### Exercise directions
Will you write out all the entries below exactly?

[Stored data]
◆ ◆ ◆ ◆

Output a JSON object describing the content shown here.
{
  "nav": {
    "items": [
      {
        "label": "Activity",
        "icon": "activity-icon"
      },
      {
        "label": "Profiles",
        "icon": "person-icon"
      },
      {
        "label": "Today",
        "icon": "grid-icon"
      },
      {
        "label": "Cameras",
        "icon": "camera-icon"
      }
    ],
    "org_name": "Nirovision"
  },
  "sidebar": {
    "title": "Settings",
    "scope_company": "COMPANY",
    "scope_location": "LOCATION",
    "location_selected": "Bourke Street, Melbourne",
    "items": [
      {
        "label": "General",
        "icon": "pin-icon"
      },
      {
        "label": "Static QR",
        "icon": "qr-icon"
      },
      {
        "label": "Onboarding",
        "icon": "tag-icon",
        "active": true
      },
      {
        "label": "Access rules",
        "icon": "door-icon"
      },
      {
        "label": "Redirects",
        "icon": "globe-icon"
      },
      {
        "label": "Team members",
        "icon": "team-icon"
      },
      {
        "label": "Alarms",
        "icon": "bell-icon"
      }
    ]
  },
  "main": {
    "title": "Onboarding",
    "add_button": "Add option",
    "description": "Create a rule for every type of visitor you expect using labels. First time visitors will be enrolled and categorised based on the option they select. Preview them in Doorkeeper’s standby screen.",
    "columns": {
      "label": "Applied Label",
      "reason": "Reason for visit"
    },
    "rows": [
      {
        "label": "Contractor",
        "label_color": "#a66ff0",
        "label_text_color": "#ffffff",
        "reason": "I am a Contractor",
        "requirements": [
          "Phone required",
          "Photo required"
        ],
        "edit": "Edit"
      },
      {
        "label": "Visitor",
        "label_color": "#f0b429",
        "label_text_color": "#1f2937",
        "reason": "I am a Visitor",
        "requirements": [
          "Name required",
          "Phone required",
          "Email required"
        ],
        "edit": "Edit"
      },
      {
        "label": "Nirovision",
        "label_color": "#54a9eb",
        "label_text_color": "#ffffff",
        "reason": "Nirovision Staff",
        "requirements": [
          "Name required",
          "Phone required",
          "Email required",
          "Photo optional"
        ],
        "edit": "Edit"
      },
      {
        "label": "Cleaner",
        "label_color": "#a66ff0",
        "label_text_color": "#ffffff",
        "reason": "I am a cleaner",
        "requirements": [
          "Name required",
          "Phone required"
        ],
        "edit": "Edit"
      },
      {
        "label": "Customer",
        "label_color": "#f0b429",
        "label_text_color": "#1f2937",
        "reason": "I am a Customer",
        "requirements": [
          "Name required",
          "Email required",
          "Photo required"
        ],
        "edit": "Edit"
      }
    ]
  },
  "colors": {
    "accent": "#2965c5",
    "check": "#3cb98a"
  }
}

◆ ◆ ◆ ◆

### Reply to the exercise
Output a JSON object describing the content shown here.
{
  "nav": {
    "items": [
      {
        "label": "Activity",
        "icon": "activity-icon"
      },
      {
        "label": "Profiles",
        "icon": "person-icon"
      },
      {
        "label": "Today",
        "icon": "grid-icon"
      },
      {
        "label": "Cameras",
        "icon": "camera-icon"
      }
    ],
    "org_name": "Nirovision"
  },
  "sidebar": {
    "title": "Settings",
    "scope_company": "COMPANY",
    "scope_location": "LOCATION",
    "location_selected": "Bourke Street, Melbourne",
    "items": [
      {
        "label": "General",
        "icon": "pin-icon"
      },
      {
        "label": "Static QR",
        "icon": "qr-icon"
      },
      {
        "label": "Onboarding",
        "icon": "tag-icon",
        "active": true
      },
      {
        "label": "Access rules",
        "icon": "door-icon"
      },
      {
        "label": "Redirects",
        "icon": "globe-icon"
      },
      {
        "label": "Team members",
        "icon": "team-icon"
      },
      {
        "label": "Alarms",
        "icon": "bell-icon"
      }
    ]
  },
  "main": {
    "title": "Onboarding",
    "add_button": "Add option",
    "description": "Create a rule for every type of visitor you expect using labels. First time visitors will be enrolled and categorised based on the option they select. Preview them in Doorkeeper’s standby screen.",
    "columns": {
      "label": "Applied Label",
      "reason": "Reason for visit"
    },
    "rows": [
      {
        "label": "Contractor",
        "label_color": "#a66ff0",
        "label_text_color": "#ffffff",
        "reason": "I am a Contractor",
        "requirements": [
          "Phone required",
          "Photo required"
        ],
        "edit": "Edit"
      },
      {
        "label": "Visitor",
        "label_color": "#f0b429",
        "label_text_color": "#1f2937",
        "reason": "I am a Visitor",
        "requirements": [
          "Name required",
          "Phone required",
          "Email required"
        ],
        "edit": "Edit"
      },
      {
        "label": "Nirovision",
        "label_color": "#54a9eb",
        "label_text_color": "#ffffff",
        "reason": "Nirovision Staff",
        "requirements": [
          "Name required",
          "Phone required",
          "Email required",
          "Photo optional"
        ],
        "edit": "Edit"
      },
      {
        "label": "Cleaner",
        "label_color": "#a66ff0",
        "label_text_color": "#ffffff",
        "reason": "I am a cleaner",
        "requirements": [
          "Name required",
          "Phone required"
        ],
        "edit": "Edit"
      },
      {
        "label": "Customer",
        "label_color": "#f0b429",
        "label_text_color": "#1f2937",
        "reason": "I am a Customer",
        "requirements": [
          "Name required",
          "Email required",
          "Photo required"
        ],
        "edit": "Edit"
      }
    ]
  },
  "colors": {
    "accent": "#2965c5",
    "check": "#3cb98a"
  }
}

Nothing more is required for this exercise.